Objective: Report, word for word, every line of the material that contains "this".

┌─ Supplied records

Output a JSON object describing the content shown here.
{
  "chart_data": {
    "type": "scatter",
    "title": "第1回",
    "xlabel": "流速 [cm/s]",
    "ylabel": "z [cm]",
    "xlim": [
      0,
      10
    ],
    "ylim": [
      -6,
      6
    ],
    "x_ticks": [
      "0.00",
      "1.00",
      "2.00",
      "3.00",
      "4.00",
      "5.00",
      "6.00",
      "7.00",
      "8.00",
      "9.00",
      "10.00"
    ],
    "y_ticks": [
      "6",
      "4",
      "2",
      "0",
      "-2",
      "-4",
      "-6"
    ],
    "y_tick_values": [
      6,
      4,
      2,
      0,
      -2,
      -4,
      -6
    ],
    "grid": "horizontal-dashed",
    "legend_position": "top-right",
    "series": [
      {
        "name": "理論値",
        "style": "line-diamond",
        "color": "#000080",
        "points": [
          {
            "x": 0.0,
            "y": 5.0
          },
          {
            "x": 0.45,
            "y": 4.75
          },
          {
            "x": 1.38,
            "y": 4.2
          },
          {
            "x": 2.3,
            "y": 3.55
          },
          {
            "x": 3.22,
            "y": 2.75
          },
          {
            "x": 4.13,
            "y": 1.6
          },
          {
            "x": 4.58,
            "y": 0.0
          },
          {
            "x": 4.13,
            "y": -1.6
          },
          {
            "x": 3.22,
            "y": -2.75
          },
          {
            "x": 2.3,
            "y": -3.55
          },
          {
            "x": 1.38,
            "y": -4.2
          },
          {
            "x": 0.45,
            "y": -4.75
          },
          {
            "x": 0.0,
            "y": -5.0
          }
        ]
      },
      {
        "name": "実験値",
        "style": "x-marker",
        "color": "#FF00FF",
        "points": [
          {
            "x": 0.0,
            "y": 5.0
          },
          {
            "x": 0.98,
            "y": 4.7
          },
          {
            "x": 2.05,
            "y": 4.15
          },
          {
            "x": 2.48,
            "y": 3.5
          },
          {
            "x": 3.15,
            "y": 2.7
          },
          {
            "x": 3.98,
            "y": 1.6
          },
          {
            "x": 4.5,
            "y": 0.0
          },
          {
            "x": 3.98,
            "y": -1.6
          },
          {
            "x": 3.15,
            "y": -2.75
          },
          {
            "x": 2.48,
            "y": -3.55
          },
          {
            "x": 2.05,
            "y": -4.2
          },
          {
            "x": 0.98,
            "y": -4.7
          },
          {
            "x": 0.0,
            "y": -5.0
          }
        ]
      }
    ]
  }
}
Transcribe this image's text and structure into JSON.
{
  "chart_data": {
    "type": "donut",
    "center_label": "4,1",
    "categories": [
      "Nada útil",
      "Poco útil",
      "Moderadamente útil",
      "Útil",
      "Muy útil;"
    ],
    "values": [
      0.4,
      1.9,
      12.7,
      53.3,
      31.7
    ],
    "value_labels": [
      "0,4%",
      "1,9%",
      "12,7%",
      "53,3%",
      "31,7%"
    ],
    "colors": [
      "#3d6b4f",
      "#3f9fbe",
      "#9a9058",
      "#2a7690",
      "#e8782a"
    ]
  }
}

└─
┌─ Supplied records

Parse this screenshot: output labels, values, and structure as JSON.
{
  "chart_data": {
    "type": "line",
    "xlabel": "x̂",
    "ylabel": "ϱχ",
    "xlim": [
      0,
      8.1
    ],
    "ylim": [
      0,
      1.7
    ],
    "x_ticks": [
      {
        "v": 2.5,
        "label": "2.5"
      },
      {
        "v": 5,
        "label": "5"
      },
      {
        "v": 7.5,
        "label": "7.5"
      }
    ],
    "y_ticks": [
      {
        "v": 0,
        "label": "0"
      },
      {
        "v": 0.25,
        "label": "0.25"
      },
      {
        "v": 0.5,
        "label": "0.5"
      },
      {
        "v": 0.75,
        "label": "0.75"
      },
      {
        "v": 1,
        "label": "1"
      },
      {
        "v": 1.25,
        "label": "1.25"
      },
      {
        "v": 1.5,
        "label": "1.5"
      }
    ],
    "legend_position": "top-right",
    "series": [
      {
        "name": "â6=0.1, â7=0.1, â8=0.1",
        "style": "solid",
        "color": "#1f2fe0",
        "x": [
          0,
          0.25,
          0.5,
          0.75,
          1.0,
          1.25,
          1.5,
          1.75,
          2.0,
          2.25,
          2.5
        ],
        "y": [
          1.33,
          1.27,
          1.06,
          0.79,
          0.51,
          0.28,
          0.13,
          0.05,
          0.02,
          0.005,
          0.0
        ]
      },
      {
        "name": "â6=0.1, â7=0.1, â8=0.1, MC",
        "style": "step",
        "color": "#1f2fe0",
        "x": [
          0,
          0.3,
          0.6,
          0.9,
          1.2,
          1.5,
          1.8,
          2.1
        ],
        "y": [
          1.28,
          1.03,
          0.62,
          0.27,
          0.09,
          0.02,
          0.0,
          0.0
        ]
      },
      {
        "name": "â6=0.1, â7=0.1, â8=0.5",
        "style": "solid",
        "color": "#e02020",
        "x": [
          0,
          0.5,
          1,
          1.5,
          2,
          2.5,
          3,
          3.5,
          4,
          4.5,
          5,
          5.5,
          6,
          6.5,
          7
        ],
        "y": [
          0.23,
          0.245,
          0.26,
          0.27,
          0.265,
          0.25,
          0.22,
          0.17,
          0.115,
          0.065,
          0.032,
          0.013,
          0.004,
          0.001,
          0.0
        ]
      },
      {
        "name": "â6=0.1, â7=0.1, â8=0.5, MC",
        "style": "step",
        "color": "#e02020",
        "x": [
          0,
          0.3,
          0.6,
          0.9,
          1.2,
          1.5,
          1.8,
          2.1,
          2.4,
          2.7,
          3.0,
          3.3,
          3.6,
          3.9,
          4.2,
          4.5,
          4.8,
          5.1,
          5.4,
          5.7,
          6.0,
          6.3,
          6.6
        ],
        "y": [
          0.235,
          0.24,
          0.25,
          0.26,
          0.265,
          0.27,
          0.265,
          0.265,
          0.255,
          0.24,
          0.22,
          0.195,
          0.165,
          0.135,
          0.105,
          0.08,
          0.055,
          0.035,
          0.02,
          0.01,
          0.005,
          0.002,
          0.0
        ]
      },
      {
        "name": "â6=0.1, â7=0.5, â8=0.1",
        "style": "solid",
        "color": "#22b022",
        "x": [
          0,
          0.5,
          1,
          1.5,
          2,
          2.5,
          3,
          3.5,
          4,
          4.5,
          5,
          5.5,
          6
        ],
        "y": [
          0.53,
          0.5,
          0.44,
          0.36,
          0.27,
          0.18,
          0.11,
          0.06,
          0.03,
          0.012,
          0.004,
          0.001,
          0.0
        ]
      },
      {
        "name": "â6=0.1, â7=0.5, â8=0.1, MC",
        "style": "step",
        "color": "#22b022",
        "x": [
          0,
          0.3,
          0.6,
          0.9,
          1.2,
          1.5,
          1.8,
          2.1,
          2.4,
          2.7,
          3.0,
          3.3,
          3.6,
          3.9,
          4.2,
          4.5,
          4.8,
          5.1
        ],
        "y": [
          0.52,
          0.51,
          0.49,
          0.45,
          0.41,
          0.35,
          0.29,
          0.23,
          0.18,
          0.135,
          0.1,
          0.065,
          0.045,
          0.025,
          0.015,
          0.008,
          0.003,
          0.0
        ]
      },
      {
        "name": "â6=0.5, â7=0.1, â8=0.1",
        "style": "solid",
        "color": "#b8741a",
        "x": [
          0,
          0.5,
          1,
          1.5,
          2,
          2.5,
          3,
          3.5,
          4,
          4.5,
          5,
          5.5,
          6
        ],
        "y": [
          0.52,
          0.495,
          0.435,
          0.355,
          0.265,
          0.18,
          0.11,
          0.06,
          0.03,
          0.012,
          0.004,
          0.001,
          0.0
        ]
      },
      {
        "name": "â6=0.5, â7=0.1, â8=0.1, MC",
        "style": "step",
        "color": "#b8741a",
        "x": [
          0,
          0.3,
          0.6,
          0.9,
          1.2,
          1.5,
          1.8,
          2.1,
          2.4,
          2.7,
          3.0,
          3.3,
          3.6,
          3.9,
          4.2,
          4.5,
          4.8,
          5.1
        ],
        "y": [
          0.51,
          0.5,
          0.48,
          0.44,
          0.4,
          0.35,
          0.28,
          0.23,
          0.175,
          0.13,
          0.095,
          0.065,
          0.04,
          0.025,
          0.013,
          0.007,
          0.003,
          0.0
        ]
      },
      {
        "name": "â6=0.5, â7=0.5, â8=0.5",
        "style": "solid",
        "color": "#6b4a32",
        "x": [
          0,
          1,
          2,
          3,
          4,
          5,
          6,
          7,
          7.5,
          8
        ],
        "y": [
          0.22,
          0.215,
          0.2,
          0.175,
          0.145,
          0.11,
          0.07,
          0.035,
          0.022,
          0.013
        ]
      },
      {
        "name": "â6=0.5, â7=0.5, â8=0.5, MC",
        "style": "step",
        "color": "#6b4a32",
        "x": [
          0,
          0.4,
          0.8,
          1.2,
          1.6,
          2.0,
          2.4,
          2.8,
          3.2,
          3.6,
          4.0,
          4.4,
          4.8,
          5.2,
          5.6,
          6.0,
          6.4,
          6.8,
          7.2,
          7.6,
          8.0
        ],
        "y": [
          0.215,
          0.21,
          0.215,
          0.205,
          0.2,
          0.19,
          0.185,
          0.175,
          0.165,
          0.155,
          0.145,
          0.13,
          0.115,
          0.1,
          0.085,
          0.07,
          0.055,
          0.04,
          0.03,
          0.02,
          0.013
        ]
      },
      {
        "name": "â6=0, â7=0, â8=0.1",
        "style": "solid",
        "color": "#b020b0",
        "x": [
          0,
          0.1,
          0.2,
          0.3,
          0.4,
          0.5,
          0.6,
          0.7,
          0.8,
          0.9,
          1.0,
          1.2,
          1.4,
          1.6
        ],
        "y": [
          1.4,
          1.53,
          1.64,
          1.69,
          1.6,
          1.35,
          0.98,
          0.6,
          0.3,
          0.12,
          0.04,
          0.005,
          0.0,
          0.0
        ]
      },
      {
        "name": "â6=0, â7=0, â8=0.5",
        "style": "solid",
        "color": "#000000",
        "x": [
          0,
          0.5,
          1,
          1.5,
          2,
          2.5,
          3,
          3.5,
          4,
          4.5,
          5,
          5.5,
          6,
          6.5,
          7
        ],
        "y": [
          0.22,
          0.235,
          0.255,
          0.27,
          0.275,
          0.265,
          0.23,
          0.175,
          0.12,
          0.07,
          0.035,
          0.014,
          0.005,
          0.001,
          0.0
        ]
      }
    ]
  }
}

└─

Task result:
Transcribe this image's text and structure into JSON.
Parse this screenshot: output labels, values, and structure as JSON.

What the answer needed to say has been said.